WHAT IS EXPECTED — Tally the lines in the data that follows that include the word "бездействие", and report nothing but the total.

------------------------------------------------

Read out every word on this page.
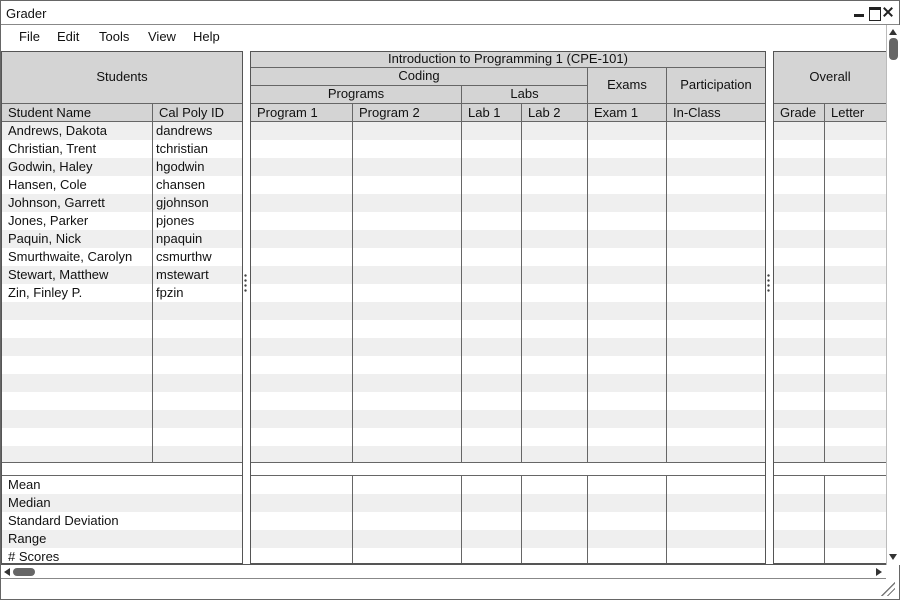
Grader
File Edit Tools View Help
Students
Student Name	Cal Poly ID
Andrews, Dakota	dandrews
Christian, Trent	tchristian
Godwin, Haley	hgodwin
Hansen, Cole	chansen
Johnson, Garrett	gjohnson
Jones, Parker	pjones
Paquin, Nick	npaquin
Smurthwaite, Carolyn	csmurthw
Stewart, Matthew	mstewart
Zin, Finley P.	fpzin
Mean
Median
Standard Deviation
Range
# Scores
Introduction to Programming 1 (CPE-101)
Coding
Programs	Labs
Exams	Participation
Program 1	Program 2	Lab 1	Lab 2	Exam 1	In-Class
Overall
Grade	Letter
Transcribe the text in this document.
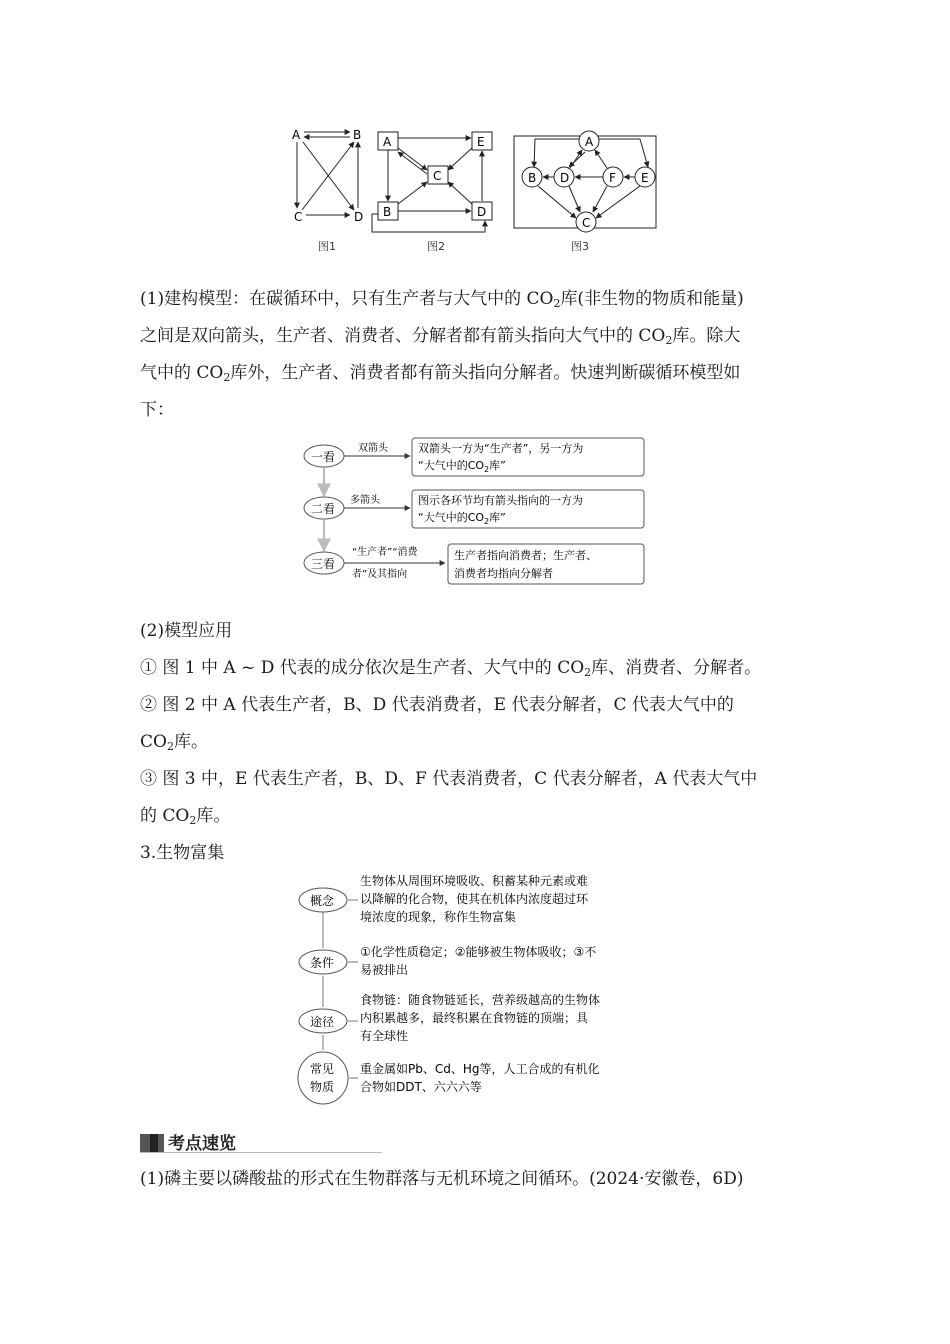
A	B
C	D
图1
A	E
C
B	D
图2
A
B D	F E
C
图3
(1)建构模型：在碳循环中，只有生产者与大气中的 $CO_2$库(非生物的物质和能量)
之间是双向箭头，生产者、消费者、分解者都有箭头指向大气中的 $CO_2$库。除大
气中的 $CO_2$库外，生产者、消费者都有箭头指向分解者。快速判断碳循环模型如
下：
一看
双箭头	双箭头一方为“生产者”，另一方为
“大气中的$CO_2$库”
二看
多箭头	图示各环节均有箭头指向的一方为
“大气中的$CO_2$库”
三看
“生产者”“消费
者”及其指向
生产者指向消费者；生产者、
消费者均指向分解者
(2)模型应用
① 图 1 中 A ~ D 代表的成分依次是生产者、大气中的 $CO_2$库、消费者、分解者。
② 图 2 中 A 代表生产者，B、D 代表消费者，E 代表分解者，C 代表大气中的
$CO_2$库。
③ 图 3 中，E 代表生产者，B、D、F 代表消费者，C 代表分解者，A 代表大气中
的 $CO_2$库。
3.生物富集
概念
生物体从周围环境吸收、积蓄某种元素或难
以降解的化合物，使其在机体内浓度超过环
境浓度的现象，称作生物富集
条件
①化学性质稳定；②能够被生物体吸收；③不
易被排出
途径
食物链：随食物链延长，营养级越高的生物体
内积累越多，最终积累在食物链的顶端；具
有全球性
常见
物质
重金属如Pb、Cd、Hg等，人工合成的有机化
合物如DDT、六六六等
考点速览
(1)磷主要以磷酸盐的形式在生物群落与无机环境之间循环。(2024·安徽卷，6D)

------------------------------------------------

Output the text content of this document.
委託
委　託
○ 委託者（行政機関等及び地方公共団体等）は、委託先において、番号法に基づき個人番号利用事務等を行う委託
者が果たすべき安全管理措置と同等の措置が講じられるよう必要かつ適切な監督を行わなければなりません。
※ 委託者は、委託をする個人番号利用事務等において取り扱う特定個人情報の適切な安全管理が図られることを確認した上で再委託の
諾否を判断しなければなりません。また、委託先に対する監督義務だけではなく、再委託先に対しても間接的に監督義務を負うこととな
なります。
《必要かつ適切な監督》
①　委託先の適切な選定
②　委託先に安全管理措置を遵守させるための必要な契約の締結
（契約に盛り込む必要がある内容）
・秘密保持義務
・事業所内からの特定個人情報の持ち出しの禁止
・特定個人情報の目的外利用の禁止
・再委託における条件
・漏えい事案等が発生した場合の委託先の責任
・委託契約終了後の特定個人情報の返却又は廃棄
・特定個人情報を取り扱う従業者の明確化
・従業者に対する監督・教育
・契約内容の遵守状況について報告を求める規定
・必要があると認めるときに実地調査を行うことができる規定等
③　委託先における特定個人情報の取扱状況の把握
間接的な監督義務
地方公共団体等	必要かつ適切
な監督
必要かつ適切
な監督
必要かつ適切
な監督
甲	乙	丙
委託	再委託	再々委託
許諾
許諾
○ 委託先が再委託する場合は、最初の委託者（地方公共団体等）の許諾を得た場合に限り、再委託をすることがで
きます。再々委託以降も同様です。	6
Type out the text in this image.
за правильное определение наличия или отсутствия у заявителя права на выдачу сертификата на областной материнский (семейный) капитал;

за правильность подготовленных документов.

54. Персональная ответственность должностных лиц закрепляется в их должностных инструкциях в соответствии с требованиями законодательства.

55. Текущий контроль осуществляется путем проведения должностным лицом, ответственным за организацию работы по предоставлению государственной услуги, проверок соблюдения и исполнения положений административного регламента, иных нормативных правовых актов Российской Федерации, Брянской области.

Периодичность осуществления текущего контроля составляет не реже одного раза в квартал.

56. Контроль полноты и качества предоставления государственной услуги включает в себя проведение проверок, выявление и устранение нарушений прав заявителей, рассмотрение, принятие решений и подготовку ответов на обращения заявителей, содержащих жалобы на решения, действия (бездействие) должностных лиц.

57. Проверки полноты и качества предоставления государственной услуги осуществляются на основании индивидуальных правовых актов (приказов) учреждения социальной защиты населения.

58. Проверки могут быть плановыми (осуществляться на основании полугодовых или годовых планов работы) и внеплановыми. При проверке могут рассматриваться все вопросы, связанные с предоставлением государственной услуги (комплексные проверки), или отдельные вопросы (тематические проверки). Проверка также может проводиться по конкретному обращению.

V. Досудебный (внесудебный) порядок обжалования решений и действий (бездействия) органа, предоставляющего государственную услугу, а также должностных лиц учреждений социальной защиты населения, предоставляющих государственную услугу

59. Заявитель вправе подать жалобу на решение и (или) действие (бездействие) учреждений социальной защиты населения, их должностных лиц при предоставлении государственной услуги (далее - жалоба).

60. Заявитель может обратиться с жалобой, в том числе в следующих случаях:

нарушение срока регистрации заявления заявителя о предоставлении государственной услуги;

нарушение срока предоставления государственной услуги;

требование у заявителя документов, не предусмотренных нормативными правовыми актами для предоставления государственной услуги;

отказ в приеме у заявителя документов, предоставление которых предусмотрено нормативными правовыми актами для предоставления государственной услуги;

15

------------------------------------------------

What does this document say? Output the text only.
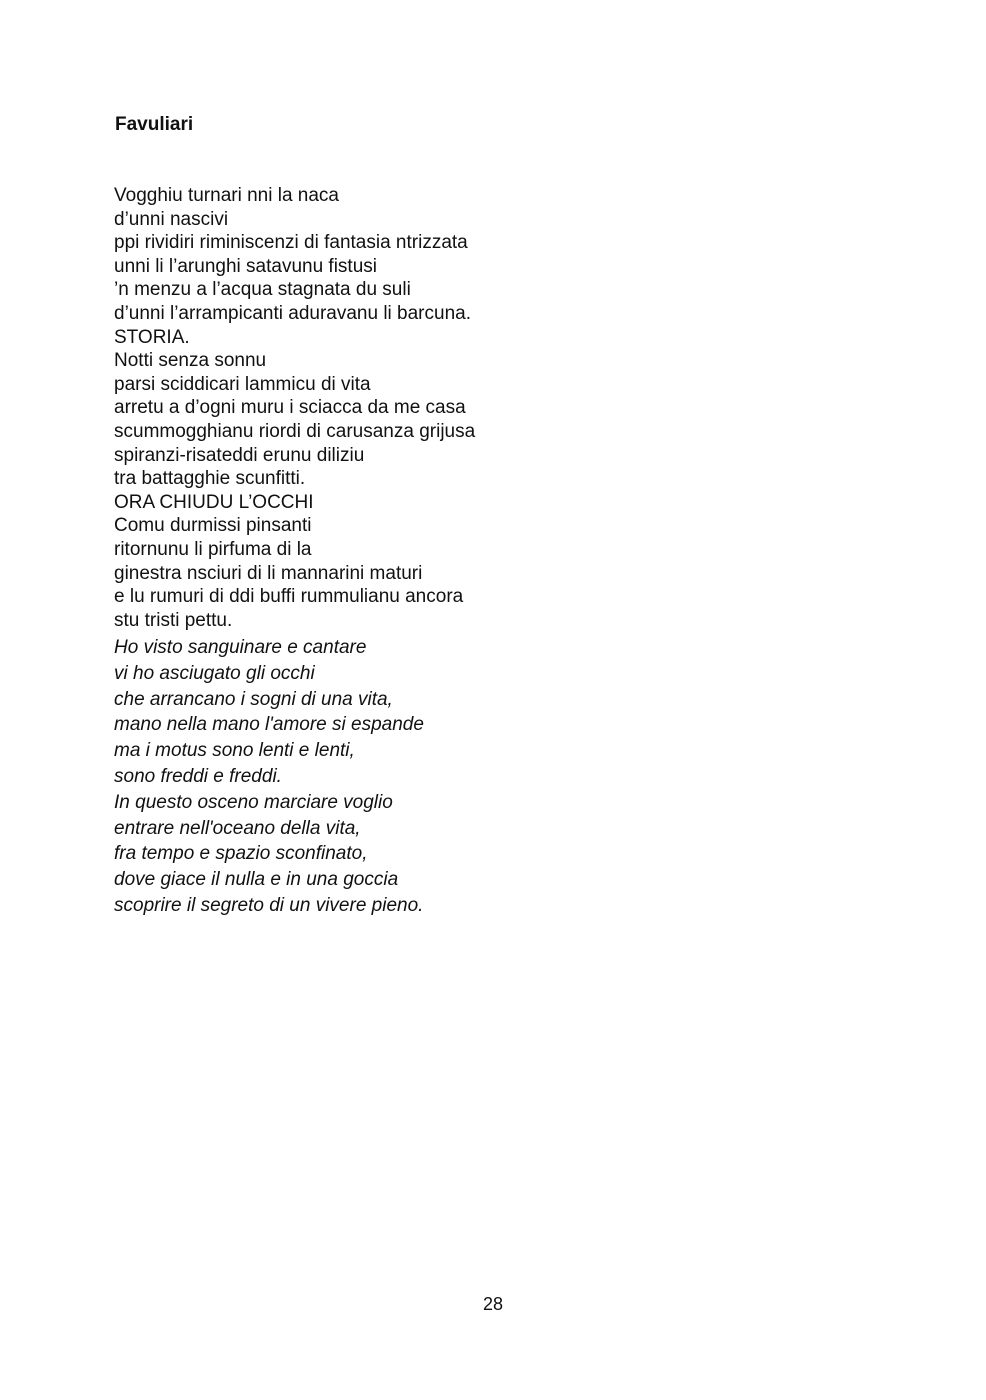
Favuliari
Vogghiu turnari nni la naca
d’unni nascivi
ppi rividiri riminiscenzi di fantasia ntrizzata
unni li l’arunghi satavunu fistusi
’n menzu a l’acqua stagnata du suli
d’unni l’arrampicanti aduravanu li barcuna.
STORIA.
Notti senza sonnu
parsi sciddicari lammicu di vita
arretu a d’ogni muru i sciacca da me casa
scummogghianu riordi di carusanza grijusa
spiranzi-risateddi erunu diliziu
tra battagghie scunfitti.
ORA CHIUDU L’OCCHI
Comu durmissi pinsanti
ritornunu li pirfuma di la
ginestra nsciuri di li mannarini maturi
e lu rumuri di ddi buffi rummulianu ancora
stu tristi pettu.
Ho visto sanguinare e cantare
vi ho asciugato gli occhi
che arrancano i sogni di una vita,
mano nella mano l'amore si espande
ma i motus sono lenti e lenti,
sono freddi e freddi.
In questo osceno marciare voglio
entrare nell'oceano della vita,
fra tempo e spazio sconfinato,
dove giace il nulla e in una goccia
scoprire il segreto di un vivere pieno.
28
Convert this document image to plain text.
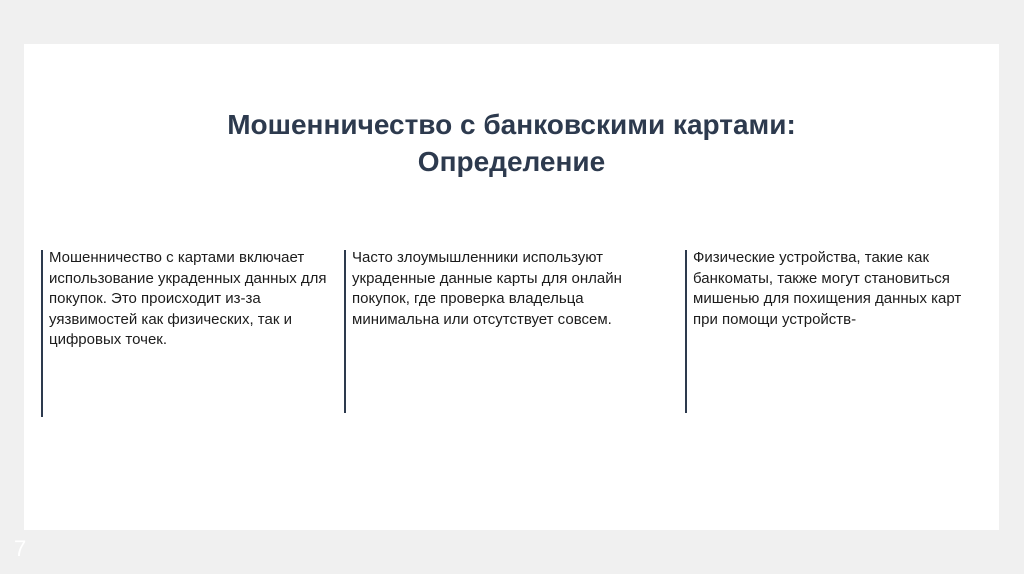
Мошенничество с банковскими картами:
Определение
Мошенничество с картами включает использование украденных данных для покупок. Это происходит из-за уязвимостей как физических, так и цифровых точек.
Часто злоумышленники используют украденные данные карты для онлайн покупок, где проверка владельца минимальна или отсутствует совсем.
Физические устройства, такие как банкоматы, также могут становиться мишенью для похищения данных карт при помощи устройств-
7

------------------------------------------------

SOLUTION — 2